Goals:
**1)** According to the text on France's 2022 presidential runoff, what share of the vote did current polls forecast for Macron?
**2)** Please return the passage of the text on France's 2022 presidential runoff starting at "Current polls give" and ending at "in recent weeks.".

France’s 24 April presidential runoff election will not be an easy ride for incumbent Emmanuel Macron. Far-right challenger Marine Le Pen is pushing him hard and has gained momentum from her first-round performance. There is a genuine possibility that one of Europe’s major powers could be led by the far right, if not this time, then the next. In a sense, Le Pen has already won, as Macron’s government and many other parties have adopted strident anti-immigration and anti-Islamic policies in response to her popularity. If Macron stays in power, he should urgently focus on building a broad coalition to address the economic and social disaffection that continues to feed extremism.

For the third time, the far right is on the ballot when France chooses between the final two presidential candidates. The 2022 runoff vote, to be held on 24 April, offers voters the same choice as 2017. Five years ago, Emmanuel Macron, leading his newly-created centrist party En Marche, easily defeated Marine Le Pen of the National Front, which went on to rebrand itself as the National Rally. Almost 20 years ago to the day, Le Pen’s father, Jean-Marie Le Pen, shocked the political system by getting to the runoff, before overwhelmingly losing to incumbent Jacques Chirac.

Both times before, the far-right candidate fell to a landslide defeat as a majority of voters united behind the mainstream candidate, putting aside ideology to deny the challenger power. But there are signs the situation might be different this time. The danger that a major European power could soon fall into the hands of the far right can no longer be discounted.

Cost of living concerns to the fore

Current polls give Macron a narrow lead, forecasting a victory by around 53 to 47 per cent. For the first time, a candidate facing a far-right challenger isn’t predicted as the unquestionable winner. If Macron wins, he’s highly unlikely to get anywhere close to the 66 per cent he got five years ago, which was almost double Le Pen’s vote. Disturbingly, momentum now seems to be with Le Pen, who survived a tricky start to her campaign, when she faced far-right challenger Éric Zemmour, to rise sharply in the polls in recent weeks.

While last time Macron campaigned as the fresh face determined to upset a traditional political order many were unhappy with, this time he had the much trickier proposition of running as an incumbent: it’s a time-honoured French tradition to blame the country’s powerful presidents for all ills, fairly or not. This enabled Le Pen to position herself in Macron’s former role, that of the newcomer promising change.

Macron held back until the last minute before launching his campaign. He could reasonably claim his presidential duties kept him busy: he’d been frantically travelling Europe, first to try to prevent Vladimir Putin’s war on Ukraine and then to push for a European Union (EU) response. But it also played to deep-rooted criticism that he is arrogant and out of touch with the public. He was left chasing a campaign that everyone else had been fighting for months.

Data lines:
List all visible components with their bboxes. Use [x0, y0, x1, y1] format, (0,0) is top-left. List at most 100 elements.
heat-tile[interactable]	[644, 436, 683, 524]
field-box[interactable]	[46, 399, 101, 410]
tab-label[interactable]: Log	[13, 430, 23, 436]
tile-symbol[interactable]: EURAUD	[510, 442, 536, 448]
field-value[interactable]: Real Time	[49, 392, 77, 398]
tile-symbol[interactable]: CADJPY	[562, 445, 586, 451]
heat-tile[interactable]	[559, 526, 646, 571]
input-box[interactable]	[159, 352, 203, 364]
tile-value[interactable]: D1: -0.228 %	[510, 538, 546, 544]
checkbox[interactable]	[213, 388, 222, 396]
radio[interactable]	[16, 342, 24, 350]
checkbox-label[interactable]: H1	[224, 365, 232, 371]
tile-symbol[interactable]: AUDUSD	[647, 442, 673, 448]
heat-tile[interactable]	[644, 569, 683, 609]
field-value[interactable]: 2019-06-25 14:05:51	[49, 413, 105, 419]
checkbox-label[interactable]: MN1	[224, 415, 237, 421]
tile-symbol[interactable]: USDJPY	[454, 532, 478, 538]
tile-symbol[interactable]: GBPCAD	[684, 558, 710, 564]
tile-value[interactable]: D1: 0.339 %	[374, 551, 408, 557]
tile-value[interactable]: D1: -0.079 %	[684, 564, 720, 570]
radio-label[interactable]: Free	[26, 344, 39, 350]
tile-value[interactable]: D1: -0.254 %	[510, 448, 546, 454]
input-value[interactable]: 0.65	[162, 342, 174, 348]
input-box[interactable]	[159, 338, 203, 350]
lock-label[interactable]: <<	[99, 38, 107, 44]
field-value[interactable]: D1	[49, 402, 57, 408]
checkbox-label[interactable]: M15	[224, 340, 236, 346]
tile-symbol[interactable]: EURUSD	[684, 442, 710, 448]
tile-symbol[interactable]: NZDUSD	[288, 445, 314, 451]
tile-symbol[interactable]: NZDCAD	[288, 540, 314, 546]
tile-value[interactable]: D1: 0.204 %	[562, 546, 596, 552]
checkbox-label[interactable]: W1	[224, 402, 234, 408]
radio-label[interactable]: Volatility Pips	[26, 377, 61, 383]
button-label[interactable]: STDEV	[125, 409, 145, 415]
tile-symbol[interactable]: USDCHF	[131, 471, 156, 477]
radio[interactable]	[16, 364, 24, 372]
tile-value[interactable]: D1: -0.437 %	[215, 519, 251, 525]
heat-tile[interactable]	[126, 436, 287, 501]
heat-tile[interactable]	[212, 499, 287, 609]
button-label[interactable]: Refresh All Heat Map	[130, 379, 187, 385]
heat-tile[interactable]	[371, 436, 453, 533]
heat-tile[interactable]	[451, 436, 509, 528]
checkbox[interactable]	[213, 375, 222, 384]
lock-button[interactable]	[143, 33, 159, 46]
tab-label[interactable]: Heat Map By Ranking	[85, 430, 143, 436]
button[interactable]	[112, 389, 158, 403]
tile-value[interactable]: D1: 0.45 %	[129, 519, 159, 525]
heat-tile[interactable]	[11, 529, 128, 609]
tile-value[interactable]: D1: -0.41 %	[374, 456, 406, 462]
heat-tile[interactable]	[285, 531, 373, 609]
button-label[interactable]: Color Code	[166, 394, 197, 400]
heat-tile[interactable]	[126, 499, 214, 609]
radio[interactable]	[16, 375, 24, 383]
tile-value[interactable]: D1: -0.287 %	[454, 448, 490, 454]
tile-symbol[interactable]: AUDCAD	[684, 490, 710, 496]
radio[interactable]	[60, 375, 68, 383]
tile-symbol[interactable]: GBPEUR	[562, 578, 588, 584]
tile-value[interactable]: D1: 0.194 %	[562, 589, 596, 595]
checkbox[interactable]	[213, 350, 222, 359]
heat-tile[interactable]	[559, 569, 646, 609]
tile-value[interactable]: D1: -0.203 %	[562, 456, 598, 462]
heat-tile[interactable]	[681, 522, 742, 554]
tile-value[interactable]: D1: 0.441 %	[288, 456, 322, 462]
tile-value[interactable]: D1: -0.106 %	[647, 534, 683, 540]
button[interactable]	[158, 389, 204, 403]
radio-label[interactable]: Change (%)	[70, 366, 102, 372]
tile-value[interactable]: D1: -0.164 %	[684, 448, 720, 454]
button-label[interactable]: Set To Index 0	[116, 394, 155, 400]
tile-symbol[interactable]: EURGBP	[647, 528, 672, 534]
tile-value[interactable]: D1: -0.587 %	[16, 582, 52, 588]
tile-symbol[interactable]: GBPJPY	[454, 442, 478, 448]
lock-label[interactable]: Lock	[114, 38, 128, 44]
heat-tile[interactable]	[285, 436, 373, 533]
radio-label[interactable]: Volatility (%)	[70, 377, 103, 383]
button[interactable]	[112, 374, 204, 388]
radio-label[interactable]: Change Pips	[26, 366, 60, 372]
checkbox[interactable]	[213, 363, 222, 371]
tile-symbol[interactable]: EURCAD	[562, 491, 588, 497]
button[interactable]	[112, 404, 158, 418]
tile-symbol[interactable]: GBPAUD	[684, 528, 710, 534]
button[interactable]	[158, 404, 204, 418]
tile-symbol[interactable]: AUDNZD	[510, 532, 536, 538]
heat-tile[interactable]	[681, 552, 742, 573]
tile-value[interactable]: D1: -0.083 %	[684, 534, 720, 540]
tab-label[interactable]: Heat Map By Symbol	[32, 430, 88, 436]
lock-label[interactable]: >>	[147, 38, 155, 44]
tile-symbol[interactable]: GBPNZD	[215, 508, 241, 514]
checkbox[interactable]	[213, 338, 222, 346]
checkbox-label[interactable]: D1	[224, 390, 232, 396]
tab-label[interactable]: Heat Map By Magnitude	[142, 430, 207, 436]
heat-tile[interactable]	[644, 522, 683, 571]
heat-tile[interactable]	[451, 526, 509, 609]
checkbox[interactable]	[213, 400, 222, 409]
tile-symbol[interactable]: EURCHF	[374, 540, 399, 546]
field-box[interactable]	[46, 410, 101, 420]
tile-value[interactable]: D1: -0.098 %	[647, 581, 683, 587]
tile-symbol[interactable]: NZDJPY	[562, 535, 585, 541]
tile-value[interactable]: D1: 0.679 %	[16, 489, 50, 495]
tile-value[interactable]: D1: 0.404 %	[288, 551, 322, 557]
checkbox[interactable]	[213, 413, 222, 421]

Responses for each task:
**1)** Around 53 per cent.

**2)**
Current polls give Macron a narrow lead, forecasting a victory by around 53 to 47 per cent. For the first time, a candidate facing a far-right challenger isn’t predicted as the unquestionable winner. If Macron wins, he’s highly unlikely to get anywhere close to the 66 per cent he got five years ago, which was almost double Le Pen’s vote. Disturbingly, momentum now seems to be with Le Pen, who survived a tricky start to her campaign, when she faced far-right challenger Éric Zemmour, to rise sharply in the polls in recent weeks.